**** DATA FOR THIS EXERCISE

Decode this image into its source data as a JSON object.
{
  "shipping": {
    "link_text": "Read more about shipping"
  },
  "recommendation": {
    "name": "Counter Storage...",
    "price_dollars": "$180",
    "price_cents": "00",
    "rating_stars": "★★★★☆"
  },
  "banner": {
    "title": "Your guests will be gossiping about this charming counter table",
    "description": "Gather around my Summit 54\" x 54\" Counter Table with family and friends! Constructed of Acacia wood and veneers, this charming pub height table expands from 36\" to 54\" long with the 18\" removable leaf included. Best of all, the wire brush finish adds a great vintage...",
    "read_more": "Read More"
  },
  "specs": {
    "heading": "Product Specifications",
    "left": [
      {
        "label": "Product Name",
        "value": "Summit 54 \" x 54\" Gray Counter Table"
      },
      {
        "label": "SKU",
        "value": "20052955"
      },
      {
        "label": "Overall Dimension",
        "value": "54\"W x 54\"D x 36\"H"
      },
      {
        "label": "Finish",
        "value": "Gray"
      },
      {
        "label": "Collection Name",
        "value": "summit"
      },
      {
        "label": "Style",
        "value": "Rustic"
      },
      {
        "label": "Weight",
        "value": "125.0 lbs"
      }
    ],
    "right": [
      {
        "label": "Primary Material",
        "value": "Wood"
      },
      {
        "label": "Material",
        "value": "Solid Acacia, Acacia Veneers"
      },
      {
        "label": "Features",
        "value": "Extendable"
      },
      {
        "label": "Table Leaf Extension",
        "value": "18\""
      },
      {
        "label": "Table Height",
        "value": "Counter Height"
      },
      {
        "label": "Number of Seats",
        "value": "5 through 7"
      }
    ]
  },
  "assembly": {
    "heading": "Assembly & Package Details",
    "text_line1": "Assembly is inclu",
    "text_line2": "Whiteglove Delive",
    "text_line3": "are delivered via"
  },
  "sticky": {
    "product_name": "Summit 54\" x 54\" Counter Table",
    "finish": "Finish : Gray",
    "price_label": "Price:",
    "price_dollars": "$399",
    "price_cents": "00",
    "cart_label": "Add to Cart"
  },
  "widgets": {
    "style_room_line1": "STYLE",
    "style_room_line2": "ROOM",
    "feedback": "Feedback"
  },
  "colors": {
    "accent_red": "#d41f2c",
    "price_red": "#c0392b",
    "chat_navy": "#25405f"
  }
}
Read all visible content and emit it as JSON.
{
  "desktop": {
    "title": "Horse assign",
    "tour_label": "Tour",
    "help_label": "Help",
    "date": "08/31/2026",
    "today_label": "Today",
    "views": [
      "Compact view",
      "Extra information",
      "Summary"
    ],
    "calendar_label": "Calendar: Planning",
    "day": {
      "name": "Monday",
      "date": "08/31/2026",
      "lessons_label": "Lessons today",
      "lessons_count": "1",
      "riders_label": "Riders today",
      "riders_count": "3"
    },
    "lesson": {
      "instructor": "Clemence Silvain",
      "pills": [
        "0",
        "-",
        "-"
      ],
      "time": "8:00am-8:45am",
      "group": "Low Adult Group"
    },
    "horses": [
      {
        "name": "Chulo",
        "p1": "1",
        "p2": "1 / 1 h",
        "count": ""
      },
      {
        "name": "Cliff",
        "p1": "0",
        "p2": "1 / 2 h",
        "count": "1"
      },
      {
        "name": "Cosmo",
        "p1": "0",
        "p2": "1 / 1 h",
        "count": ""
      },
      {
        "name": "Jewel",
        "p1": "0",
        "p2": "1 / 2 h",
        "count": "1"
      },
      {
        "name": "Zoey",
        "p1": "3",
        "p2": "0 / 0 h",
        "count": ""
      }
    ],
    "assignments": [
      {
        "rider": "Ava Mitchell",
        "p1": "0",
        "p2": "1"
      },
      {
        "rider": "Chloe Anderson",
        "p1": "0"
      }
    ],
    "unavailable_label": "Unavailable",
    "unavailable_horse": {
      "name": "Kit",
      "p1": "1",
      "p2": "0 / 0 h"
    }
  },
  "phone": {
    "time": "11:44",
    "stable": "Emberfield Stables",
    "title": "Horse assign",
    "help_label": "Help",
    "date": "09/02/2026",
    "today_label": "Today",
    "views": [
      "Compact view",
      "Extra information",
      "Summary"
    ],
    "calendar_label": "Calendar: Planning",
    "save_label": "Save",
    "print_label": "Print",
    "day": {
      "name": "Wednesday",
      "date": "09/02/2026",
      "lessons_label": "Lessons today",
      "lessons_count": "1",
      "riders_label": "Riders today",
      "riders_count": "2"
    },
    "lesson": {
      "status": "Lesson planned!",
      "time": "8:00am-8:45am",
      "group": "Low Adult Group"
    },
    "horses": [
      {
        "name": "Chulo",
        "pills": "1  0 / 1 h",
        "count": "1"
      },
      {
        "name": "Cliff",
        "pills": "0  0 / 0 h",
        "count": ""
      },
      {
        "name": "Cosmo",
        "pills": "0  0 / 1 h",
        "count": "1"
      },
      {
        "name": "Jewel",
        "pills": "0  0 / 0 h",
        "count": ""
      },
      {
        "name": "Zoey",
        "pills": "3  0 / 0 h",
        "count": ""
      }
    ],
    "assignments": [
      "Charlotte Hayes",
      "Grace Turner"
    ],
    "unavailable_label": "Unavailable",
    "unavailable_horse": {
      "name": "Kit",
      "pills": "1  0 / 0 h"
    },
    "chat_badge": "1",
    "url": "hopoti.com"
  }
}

********

### SHORT EXERCISE
From the data above, copy each line that has the string "Gray".

### WRITTEN SOLUTION
        "value": "Summit 54 \" x 54\" Gray Counter Table"
        "value": "Gray"
    "finish": "Finish : Gray",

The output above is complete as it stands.